Exercise: Locate each line containing the string "meanings" and copy it out.

Entries from a dataset
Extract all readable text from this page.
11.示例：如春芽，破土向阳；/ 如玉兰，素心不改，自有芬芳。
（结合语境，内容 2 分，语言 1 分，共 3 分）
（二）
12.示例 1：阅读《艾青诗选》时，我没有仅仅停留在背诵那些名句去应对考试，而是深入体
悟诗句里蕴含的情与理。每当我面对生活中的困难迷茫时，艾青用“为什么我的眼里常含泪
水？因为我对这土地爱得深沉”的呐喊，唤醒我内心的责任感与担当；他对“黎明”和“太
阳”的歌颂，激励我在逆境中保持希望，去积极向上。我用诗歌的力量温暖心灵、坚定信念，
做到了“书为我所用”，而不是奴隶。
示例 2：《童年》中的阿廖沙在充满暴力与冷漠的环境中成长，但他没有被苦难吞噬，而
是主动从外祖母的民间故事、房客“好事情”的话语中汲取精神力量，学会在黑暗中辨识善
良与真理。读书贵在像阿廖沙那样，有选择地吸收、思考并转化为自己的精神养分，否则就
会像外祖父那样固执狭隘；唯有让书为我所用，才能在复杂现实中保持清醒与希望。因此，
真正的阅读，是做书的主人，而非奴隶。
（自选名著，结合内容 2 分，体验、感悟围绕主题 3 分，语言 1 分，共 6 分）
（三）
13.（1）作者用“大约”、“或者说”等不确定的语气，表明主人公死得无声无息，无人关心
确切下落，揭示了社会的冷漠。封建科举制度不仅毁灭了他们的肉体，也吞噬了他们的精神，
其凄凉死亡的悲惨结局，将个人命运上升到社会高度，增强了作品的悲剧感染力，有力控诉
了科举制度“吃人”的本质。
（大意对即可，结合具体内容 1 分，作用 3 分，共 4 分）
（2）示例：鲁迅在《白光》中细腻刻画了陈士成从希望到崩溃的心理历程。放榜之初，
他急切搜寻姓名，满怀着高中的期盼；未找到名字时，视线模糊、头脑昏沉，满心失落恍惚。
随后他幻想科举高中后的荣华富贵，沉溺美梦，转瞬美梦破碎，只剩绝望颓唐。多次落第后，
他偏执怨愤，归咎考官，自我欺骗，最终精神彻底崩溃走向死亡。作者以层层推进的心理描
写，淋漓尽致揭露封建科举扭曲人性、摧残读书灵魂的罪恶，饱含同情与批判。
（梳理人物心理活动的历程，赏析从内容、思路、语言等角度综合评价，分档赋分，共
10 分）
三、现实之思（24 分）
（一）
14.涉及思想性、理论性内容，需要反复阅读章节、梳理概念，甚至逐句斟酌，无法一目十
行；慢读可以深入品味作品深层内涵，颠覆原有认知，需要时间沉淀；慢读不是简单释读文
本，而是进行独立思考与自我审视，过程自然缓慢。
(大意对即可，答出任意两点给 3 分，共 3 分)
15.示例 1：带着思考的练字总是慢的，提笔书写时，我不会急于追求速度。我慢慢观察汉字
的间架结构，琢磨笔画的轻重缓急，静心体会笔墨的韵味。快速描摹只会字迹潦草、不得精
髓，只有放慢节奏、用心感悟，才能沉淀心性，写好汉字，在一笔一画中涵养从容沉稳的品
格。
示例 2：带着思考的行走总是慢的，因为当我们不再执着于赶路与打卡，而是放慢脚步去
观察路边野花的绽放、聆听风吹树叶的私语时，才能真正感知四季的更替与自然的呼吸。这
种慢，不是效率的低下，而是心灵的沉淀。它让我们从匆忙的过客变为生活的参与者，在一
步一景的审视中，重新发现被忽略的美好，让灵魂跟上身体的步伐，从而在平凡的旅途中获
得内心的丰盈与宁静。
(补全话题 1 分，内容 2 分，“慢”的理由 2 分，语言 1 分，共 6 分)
* * *
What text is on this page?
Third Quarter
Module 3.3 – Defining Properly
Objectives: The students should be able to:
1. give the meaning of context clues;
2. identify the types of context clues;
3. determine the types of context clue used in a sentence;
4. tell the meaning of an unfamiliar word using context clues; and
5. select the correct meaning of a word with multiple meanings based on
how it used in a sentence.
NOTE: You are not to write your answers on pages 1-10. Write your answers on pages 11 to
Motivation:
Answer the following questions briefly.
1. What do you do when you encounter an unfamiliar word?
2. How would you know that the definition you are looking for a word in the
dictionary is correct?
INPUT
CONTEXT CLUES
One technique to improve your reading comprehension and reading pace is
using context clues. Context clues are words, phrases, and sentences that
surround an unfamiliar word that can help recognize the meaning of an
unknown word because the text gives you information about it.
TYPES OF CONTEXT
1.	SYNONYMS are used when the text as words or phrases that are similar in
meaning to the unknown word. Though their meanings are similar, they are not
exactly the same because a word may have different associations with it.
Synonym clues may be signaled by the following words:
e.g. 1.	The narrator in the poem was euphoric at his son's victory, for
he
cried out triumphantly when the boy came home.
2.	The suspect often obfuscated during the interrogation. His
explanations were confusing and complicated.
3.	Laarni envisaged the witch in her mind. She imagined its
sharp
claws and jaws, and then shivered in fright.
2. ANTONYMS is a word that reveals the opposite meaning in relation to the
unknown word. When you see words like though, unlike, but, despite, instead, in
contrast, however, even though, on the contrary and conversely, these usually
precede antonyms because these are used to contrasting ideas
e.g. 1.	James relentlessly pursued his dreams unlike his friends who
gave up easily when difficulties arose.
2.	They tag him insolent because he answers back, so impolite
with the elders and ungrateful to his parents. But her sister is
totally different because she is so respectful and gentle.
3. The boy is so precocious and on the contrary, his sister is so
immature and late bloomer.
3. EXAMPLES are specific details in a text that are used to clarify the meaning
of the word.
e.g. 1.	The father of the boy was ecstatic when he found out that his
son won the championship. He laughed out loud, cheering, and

Final result:
5. select the correct meaning of a word with multiple meanings based on
meaning to the unknown word. Though their meanings are similar, they are not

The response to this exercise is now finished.